• **WORK TO BE COMPLETED**: Work through the data below line by line and say how many lines hold "Thomas"; give only the number.

• **AVAILABLE RECORDS**:
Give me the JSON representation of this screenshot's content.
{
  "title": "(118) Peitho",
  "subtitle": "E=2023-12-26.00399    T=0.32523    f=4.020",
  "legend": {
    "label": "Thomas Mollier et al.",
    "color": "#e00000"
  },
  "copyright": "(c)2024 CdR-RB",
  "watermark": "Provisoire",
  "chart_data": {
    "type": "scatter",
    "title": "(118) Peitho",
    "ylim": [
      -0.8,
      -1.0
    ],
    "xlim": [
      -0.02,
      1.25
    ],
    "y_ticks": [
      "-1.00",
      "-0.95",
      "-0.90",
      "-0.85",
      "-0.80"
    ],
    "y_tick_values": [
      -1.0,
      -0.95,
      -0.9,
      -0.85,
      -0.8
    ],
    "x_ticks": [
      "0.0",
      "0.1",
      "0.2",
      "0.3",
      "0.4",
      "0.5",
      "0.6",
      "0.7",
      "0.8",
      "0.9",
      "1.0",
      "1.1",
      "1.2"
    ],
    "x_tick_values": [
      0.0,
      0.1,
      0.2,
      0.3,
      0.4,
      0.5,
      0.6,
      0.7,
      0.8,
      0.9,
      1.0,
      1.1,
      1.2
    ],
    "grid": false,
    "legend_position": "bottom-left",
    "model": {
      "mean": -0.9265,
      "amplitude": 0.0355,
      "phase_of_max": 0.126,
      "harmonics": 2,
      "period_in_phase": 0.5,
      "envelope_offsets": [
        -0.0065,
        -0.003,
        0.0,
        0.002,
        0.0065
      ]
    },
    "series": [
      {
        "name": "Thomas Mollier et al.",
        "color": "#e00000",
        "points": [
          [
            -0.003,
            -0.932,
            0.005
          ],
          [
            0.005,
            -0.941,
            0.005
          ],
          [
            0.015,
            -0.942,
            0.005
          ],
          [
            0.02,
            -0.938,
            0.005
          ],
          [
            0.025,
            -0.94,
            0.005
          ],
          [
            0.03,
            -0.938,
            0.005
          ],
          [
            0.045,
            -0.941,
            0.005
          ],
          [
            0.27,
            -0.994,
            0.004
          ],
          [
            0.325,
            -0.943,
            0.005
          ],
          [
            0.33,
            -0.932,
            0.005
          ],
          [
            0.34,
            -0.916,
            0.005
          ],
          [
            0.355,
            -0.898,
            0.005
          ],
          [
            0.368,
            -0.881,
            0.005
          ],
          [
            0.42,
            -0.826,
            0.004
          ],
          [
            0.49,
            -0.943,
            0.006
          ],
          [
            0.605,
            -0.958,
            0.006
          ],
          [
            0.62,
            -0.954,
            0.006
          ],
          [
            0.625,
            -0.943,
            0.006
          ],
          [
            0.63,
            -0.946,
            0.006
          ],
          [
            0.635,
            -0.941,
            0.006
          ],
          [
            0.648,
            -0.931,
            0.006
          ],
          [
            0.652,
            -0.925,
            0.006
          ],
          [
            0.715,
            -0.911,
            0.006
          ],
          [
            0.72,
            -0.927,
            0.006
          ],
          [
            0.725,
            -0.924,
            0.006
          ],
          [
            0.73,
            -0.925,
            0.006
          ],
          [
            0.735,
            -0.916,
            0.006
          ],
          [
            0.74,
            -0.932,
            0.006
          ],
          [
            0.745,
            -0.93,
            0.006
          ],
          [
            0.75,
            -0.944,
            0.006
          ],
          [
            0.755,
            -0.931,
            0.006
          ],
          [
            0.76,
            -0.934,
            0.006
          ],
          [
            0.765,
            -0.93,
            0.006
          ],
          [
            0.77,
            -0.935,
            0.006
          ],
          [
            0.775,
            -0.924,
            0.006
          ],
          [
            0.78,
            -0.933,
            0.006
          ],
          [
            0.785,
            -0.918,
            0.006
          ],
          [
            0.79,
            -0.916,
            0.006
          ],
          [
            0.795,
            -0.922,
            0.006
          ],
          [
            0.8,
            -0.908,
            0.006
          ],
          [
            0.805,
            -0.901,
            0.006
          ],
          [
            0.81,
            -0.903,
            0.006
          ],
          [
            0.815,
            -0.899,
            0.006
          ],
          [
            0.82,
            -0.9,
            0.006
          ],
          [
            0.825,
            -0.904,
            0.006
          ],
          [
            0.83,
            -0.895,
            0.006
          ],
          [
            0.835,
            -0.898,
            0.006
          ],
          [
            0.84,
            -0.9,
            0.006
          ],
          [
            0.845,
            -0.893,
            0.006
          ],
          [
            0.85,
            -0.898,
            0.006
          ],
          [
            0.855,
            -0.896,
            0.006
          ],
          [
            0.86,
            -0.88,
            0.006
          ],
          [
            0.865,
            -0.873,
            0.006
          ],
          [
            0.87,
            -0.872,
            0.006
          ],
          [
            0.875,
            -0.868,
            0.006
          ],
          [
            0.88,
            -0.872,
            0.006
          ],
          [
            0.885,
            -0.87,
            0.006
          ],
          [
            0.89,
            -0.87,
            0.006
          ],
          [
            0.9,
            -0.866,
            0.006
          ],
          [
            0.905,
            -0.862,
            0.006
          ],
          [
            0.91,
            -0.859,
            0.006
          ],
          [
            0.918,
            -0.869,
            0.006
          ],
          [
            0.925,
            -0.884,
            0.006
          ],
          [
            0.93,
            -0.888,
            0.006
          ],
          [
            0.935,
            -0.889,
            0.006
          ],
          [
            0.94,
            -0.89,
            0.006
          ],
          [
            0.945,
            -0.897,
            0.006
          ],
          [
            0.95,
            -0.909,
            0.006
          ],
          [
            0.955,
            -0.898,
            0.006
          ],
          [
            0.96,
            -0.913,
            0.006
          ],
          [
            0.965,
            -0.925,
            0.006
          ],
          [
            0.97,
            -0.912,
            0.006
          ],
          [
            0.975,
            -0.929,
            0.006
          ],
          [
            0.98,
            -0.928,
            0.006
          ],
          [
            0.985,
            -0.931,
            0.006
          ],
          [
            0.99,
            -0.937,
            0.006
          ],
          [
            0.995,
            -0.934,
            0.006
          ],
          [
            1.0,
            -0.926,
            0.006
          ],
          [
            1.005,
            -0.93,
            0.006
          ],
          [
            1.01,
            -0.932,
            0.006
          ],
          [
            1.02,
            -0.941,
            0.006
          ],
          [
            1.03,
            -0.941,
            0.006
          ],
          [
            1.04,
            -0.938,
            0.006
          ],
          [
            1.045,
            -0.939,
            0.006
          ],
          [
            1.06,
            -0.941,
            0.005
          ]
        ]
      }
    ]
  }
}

• **RESULT OF THE EXERCISE**: 2